## REQUIRED TASK
Present the following data again exactly as it is shown.

[Stored data]
--- START ---

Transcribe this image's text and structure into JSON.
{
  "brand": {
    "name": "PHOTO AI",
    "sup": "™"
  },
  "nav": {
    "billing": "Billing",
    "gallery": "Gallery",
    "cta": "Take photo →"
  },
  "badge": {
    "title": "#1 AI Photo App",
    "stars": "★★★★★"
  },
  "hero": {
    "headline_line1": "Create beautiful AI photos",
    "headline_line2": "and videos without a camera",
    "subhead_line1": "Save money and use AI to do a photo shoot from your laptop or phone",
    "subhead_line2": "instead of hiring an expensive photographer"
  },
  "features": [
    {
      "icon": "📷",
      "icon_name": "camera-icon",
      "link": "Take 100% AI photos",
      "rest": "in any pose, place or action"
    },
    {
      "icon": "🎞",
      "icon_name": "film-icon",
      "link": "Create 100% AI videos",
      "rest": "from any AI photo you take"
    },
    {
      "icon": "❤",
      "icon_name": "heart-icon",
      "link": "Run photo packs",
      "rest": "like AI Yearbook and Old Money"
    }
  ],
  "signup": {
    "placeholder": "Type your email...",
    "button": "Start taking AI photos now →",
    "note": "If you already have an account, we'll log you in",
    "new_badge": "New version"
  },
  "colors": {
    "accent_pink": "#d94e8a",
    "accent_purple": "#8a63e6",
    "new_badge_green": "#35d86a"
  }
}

--- END ---

## RESPONSE TO THE TASK
Transcribe this image's text and structure into JSON.
{
  "brand": {
    "name": "PHOTO AI",
    "sup": "™"
  },
  "nav": {
    "billing": "Billing",
    "gallery": "Gallery",
    "cta": "Take photo →"
  },
  "badge": {
    "title": "#1 AI Photo App",
    "stars": "★★★★★"
  },
  "hero": {
    "headline_line1": "Create beautiful AI photos",
    "headline_line2": "and videos without a camera",
    "subhead_line1": "Save money and use AI to do a photo shoot from your laptop or phone",
    "subhead_line2": "instead of hiring an expensive photographer"
  },
  "features": [
    {
      "icon": "📷",
      "icon_name": "camera-icon",
      "link": "Take 100% AI photos",
      "rest": "in any pose, place or action"
    },
    {
      "icon": "🎞",
      "icon_name": "film-icon",
      "link": "Create 100% AI videos",
      "rest": "from any AI photo you take"
    },
    {
      "icon": "❤",
      "icon_name": "heart-icon",
      "link": "Run photo packs",
      "rest": "like AI Yearbook and Old Money"
    }
  ],
  "signup": {
    "placeholder": "Type your email...",
    "button": "Start taking AI photos now →",
    "note": "If you already have an account, we'll log you in",
    "new_badge": "New version"
  },
  "colors": {
    "accent_pink": "#d94e8a",
    "accent_purple": "#8a63e6",
    "new_badge_green": "#35d86a"
  }
}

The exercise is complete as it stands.